Request: Each entry must be reproduced precisely as it stands.

[Dataset rows]
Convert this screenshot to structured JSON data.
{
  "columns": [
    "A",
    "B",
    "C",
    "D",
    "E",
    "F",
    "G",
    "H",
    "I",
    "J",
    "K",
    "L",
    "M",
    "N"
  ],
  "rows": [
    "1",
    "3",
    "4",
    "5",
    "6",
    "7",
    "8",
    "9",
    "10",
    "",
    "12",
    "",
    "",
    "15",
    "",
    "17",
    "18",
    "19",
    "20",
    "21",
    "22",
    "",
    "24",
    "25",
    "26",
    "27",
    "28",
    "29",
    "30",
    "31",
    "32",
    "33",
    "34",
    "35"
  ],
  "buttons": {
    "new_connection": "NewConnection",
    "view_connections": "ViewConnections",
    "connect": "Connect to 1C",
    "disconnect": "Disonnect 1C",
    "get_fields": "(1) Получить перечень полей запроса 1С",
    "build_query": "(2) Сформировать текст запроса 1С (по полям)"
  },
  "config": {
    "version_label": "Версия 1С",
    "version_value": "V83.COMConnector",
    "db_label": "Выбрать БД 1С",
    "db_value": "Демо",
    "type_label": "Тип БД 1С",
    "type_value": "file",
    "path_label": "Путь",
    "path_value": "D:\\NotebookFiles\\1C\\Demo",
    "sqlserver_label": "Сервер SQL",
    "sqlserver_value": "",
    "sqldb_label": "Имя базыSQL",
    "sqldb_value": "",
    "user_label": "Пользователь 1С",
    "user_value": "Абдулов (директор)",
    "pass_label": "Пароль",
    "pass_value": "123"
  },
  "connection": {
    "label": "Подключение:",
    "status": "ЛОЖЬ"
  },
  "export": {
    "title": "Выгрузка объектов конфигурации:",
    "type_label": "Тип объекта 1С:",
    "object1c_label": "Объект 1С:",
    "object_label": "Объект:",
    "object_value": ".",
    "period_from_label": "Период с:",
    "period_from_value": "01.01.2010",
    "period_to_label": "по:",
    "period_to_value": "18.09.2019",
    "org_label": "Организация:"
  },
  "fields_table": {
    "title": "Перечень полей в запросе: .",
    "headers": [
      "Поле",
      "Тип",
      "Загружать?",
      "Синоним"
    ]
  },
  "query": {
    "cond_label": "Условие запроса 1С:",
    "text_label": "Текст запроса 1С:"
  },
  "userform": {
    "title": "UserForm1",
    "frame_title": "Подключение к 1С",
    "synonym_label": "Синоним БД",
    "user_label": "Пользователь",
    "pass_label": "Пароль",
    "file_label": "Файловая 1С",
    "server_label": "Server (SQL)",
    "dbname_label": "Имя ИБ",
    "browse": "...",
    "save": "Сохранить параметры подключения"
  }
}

Answer to this problem:
Convert this screenshot to structured JSON data.
{
  "columns": [
    "A",
    "B",
    "C",
    "D",
    "E",
    "F",
    "G",
    "H",
    "I",
    "J",
    "K",
    "L",
    "M",
    "N"
  ],
  "rows": [
    "1",
    "3",
    "4",
    "5",
    "6",
    "7",
    "8",
    "9",
    "10",
    "",
    "12",
    "",
    "",
    "15",
    "",
    "17",
    "18",
    "19",
    "20",
    "21",
    "22",
    "",
    "24",
    "25",
    "26",
    "27",
    "28",
    "29",
    "30",
    "31",
    "32",
    "33",
    "34",
    "35"
  ],
  "buttons": {
    "new_connection": "NewConnection",
    "view_connections": "ViewConnections",
    "connect": "Connect to 1C",
    "disconnect": "Disonnect 1C",
    "get_fields": "(1) Получить перечень полей запроса 1С",
    "build_query": "(2) Сформировать текст запроса 1С (по полям)"
  },
  "config": {
    "version_label": "Версия 1С",
    "version_value": "V83.COMConnector",
    "db_label": "Выбрать БД 1С",
    "db_value": "Демо",
    "type_label": "Тип БД 1С",
    "type_value": "file",
    "path_label": "Путь",
    "path_value": "D:\\NotebookFiles\\1C\\Demo",
    "sqlserver_label": "Сервер SQL",
    "sqlserver_value": "",
    "sqldb_label": "Имя базыSQL",
    "sqldb_value": "",
    "user_label": "Пользователь 1С",
    "user_value": "Абдулов (директор)",
    "pass_label": "Пароль",
    "pass_value": "123"
  },
  "connection": {
    "label": "Подключение:",
    "status": "ЛОЖЬ"
  },
  "export": {
    "title": "Выгрузка объектов конфигурации:",
    "type_label": "Тип объекта 1С:",
    "object1c_label": "Объект 1С:",
    "object_label": "Объект:",
    "object_value": ".",
    "period_from_label": "Период с:",
    "period_from_value": "01.01.2010",
    "period_to_label": "по:",
    "period_to_value": "18.09.2019",
    "org_label": "Организация:"
  },
  "fields_table": {
    "title": "Перечень полей в запросе: .",
    "headers": [
      "Поле",
      "Тип",
      "Загружать?",
      "Синоним"
    ]
  },
  "query": {
    "cond_label": "Условие запроса 1С:",
    "text_label": "Текст запроса 1С:"
  },
  "userform": {
    "title": "UserForm1",
    "frame_title": "Подключение к 1С",
    "synonym_label": "Синоним БД",
    "user_label": "Пользователь",
    "pass_label": "Пароль",
    "file_label": "Файловая 1С",
    "server_label": "Server (SQL)",
    "dbname_label": "Имя ИБ",
    "browse": "...",
    "save": "Сохранить параметры подключения"
  }
}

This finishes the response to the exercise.